--- Begin Provided material ---
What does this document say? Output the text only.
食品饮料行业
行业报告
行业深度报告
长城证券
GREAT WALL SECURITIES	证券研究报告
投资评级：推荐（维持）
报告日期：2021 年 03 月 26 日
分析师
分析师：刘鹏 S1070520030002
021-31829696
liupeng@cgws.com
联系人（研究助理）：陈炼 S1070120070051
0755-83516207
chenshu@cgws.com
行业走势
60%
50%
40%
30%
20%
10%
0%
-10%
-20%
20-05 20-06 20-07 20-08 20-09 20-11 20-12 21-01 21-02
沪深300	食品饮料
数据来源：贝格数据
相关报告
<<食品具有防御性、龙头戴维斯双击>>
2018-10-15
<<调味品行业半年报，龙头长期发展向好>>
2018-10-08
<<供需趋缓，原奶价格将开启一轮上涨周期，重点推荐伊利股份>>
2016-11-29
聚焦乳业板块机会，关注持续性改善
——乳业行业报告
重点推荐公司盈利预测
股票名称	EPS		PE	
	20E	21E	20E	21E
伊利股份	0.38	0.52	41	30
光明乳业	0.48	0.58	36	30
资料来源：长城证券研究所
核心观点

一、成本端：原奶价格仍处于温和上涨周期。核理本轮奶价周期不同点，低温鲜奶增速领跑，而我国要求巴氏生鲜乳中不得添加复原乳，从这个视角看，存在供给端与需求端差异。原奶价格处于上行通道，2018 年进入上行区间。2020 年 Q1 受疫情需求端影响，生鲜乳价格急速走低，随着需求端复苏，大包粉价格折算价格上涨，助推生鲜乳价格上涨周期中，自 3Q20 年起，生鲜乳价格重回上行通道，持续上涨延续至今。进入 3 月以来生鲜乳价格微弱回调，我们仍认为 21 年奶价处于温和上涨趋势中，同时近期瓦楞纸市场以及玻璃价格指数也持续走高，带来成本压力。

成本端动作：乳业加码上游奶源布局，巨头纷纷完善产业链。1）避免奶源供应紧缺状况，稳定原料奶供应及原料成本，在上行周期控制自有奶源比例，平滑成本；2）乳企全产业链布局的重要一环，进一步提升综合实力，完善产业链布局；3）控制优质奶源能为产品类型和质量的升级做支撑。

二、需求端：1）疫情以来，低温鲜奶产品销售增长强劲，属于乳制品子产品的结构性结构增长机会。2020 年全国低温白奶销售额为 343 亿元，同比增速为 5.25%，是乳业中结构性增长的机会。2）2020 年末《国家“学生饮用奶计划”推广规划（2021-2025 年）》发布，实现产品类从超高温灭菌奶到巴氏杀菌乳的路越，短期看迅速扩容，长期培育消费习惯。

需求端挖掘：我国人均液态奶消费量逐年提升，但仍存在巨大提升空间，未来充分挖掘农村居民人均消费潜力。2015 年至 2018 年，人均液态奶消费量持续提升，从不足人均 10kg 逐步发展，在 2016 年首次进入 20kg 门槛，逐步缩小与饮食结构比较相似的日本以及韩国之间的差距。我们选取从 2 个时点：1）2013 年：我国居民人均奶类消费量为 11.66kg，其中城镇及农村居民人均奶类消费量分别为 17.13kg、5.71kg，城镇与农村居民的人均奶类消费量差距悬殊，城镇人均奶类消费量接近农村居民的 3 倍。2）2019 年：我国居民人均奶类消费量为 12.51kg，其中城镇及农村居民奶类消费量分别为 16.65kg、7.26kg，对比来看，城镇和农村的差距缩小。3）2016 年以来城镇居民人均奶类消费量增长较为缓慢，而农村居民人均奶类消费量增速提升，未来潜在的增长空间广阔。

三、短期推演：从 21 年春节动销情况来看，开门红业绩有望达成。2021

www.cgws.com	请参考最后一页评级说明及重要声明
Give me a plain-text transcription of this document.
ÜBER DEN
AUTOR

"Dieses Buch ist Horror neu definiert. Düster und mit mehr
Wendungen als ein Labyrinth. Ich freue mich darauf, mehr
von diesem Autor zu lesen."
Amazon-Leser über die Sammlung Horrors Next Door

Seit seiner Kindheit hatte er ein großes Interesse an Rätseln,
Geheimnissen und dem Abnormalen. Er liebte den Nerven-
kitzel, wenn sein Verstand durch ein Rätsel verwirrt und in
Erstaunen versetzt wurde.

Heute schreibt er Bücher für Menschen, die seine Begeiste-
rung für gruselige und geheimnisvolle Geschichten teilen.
--- End Provided material ---
§ Description of the task:
Take the line in which "Give me a plain-text" occurs and each subsequent line through the end; give these lines again without alteration.

§ Written reply:
Give me a plain-text transcription of this document.
ÜBER DEN
AUTOR

"Dieses Buch ist Horror neu definiert. Düster und mit mehr
Wendungen als ein Labyrinth. Ich freue mich darauf, mehr
von diesem Autor zu lesen."
Amazon-Leser über die Sammlung Horrors Next Door

Seit seiner Kindheit hatte er ein großes Interesse an Rätseln,
Geheimnissen und dem Abnormalen. Er liebte den Nerven-
kitzel, wenn sein Verstand durch ein Rätsel verwirrt und in
Erstaunen versetzt wurde.

Heute schreibt er Bücher für Menschen, die seine Begeiste-
rung für gruselige und geheimnisvolle Geschichten teilen.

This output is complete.